Request:
Find each line containing the string "more". Copy it.

Dataset records
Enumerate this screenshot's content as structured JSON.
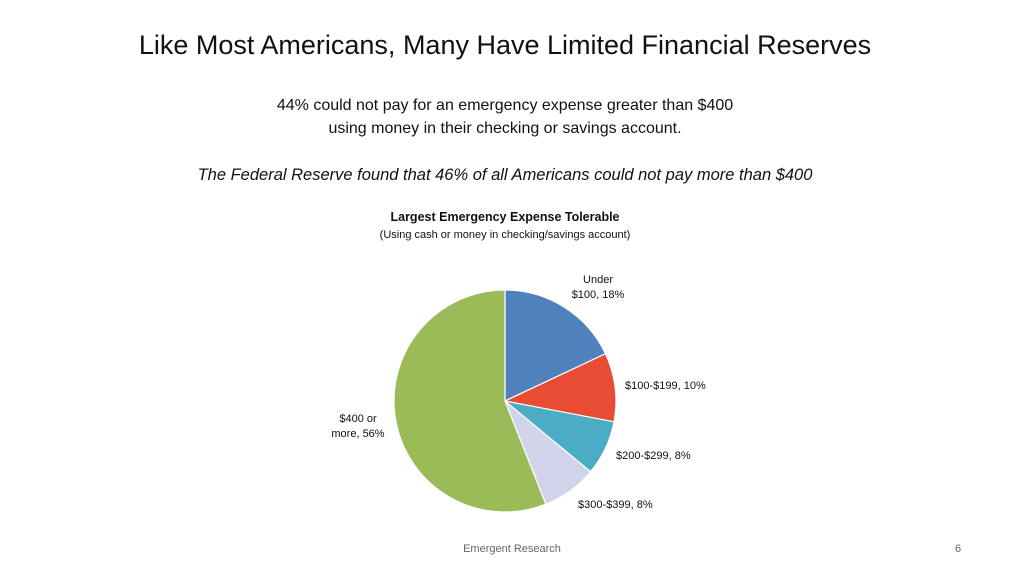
{
  "slide": {
    "title": "Like Most Americans, Many Have Limited Financial Reserves",
    "subtitle_line1": "44% could not pay for an emergency expense greater than $400",
    "subtitle_line2": "using money in their checking or savings account.",
    "fed_note": "The Federal Reserve found that 46% of all Americans could not pay more than $400",
    "footer": "Emergent Research",
    "page_number": "6"
  },
  "chart_data": {
    "type": "pie",
    "title": "Largest Emergency Expense Tolerable",
    "subtitle": "(Using cash or money in checking/savings account)",
    "slices": [
      {
        "name": "Under $100",
        "value": 18,
        "color": "#4f81bd",
        "label_lines": [
          "Under",
          "$100, 18%"
        ]
      },
      {
        "name": "$100-$199",
        "value": 10,
        "color": "#e84c35",
        "label_lines": [
          "$100-$199, 10%"
        ]
      },
      {
        "name": "$200-$299",
        "value": 8,
        "color": "#4bacc6",
        "label_lines": [
          "$200-$299, 8%"
        ]
      },
      {
        "name": "$300-$399",
        "value": 8,
        "color": "#d0d3ea",
        "label_lines": [
          "$300-$399, 8%"
        ]
      },
      {
        "name": "$400 or more",
        "value": 56,
        "color": "#9bbb59",
        "label_lines": [
          "$400 or",
          "more, 56%"
        ]
      }
    ]
  }
}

Full answer:
    "fed_note": "The Federal Reserve found that 46% of all Americans could not pay more than $400",
        "name": "$400 or more",
          "more, 56%"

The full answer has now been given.